____ EXTRACTED TEXT

There is no single solution to the potential end of the marketing cookie. But one of the most important (and easy) steps to take in the short term is to preserve as much of the cookie-dependent data you can. In this article we describe why, and how you can do that.

Challenges to understanding the customer journey

As a marketing manager, a key decision is: “How do I best spend my budget?”. In the past, tools such as Google Analytics were able to give a comprehensive view of the customer journey. By identifying returning visitors using cookies, Google Analytics was able to provide insights into which channel was contributing to conversions, a process referred to as attribution.

However, some browsers nowadays cap certain cookies to expire after 1 and 7 days. For instance, Google Analytics cookies are capped at 7 days, thereby causing your analytics tools to mistakenly view a return visitor as a new visitor if they do not visit your website within 7 days. This means that you lose your ability to understand how your advertising spend contributed to a conversion if the visitor does not return within 7 days of their last session before converting.

________
____ RECORDED INFORMATION

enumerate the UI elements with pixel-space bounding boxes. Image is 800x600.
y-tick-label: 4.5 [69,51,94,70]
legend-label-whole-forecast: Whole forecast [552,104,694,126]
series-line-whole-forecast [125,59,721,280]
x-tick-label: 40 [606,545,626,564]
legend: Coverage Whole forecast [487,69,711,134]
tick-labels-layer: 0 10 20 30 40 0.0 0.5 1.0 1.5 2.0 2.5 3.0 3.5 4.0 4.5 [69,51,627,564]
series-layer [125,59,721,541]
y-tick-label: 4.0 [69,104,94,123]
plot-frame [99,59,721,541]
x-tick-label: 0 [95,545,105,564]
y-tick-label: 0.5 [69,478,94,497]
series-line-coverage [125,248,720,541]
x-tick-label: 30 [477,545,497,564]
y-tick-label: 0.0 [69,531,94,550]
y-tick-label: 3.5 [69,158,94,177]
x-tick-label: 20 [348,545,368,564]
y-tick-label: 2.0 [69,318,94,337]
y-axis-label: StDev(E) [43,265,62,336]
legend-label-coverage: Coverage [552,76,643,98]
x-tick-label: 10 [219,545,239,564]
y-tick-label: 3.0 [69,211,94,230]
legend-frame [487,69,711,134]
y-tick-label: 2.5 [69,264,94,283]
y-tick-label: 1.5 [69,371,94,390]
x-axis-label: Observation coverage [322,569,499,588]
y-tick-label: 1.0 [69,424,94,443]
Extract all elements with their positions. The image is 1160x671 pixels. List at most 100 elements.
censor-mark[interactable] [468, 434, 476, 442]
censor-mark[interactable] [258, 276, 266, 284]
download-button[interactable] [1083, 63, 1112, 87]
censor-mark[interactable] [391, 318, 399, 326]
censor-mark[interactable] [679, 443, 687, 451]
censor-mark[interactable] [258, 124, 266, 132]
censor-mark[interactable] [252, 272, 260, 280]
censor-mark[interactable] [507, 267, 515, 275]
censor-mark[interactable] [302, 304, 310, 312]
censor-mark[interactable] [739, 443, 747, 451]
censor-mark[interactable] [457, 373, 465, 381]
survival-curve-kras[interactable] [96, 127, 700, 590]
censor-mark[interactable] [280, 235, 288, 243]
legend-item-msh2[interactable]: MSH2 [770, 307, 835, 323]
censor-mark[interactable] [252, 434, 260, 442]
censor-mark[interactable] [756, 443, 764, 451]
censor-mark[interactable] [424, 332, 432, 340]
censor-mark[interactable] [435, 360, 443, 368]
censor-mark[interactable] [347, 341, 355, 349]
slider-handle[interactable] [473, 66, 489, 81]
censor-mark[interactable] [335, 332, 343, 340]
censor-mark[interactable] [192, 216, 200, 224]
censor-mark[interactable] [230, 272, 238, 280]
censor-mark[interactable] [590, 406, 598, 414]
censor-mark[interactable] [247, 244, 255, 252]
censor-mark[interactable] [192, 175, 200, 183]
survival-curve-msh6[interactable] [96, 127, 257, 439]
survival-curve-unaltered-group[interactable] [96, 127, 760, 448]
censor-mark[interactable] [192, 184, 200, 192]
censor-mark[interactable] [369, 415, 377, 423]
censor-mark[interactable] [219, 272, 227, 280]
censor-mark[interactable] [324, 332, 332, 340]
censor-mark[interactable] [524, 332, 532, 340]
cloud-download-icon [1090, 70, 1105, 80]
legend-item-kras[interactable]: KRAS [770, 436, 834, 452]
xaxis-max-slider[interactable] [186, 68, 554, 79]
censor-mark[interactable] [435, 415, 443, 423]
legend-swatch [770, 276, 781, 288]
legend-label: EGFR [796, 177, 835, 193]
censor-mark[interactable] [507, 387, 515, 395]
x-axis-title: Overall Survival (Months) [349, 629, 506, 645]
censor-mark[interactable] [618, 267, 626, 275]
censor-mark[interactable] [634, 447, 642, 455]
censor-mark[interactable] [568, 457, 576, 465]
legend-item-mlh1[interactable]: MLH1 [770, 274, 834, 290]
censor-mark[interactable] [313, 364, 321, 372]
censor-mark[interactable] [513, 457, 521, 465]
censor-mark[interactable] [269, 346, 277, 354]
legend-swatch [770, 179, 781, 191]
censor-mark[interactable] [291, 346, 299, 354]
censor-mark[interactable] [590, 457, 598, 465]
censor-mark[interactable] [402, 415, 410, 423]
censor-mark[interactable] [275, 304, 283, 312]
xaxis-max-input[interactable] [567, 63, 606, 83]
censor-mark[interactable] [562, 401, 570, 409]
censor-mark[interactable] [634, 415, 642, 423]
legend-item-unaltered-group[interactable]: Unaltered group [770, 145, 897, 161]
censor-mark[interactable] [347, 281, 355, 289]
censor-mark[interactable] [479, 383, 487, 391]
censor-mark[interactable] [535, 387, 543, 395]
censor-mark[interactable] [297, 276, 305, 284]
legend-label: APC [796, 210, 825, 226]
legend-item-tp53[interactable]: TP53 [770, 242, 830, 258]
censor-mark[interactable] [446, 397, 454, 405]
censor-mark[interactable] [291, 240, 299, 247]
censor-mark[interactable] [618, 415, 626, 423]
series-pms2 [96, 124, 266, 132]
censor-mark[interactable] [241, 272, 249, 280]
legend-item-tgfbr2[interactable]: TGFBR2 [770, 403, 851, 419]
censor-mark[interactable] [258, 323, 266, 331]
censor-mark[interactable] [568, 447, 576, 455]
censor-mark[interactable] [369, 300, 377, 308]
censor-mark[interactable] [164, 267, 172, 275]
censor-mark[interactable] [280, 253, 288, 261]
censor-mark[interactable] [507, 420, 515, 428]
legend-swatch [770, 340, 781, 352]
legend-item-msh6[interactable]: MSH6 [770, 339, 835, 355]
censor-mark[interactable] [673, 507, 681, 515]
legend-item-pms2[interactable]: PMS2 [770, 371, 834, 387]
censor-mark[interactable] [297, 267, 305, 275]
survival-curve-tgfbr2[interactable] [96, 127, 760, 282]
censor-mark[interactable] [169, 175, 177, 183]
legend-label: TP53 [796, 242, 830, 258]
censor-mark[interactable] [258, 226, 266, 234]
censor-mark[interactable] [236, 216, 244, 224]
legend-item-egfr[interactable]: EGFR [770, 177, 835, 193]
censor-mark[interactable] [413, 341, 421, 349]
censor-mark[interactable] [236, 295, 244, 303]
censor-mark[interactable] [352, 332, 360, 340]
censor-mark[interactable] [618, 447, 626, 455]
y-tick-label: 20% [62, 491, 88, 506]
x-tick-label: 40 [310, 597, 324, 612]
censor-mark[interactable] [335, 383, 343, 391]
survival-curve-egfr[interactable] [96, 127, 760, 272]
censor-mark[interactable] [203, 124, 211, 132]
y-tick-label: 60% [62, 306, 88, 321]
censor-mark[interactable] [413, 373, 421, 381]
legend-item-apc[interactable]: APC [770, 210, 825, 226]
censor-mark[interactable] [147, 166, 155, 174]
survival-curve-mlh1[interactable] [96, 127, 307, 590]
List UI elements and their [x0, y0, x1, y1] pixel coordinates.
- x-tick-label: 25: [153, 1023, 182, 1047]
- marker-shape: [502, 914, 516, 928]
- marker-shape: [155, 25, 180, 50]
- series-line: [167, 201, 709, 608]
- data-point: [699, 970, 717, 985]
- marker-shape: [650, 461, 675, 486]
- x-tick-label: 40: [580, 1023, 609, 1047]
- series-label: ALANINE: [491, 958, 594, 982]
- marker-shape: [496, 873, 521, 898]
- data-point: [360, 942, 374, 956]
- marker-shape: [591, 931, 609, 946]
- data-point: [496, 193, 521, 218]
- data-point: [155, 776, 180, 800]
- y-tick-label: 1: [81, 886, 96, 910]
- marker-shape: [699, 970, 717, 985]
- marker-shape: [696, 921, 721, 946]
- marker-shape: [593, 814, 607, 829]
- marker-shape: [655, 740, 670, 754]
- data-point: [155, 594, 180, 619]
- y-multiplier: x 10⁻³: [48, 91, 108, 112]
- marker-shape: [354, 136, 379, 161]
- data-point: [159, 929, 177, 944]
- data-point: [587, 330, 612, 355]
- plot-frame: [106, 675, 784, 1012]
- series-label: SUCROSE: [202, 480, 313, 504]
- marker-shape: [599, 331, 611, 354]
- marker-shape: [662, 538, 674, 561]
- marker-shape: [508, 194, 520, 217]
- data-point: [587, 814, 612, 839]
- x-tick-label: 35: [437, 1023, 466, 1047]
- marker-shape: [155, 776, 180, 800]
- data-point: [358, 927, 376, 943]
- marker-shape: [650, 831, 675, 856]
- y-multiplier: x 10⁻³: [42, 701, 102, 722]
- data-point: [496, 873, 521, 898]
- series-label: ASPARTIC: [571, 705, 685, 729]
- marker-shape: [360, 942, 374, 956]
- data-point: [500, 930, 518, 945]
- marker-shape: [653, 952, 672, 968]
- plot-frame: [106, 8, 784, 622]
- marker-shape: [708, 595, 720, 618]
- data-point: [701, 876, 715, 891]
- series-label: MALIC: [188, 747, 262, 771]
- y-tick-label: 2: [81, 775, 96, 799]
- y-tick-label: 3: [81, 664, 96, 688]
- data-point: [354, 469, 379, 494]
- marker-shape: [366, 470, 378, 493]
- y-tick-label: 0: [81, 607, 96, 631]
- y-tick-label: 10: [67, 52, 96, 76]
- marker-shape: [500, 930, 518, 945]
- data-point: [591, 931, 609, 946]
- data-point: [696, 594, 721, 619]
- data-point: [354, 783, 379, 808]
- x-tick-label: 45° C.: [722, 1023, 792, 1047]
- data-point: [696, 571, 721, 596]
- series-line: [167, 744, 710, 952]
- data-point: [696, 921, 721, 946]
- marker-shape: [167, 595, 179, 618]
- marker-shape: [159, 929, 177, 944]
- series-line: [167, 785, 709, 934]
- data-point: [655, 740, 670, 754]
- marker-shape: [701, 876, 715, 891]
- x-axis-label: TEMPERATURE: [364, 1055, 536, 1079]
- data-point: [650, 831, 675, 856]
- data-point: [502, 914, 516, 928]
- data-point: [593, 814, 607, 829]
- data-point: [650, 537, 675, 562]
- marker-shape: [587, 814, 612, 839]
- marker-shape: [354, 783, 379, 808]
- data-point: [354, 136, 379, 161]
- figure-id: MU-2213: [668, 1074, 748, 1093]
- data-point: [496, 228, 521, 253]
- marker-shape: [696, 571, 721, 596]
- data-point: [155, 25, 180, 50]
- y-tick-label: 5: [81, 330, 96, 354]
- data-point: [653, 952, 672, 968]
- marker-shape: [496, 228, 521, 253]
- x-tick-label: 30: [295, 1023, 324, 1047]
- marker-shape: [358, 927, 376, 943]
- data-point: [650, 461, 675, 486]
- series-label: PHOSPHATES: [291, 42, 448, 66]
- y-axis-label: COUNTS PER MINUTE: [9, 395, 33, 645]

________

:: YOUR TASK ::
Answer these questions from the cookie article:
(a) What does it call one of the most important short-term steps to take?
(b) What name is given to identifying which channel contributed to conversions?
(c) After how many days are Google Analytics cookies capped?
The data above is separate material, unrelated to the cookie article.

:: YOUR SOLUTION ::
(a) Preserving as much of the cookie-dependent data as you can.
(b) Attribution.
(c) 7 days.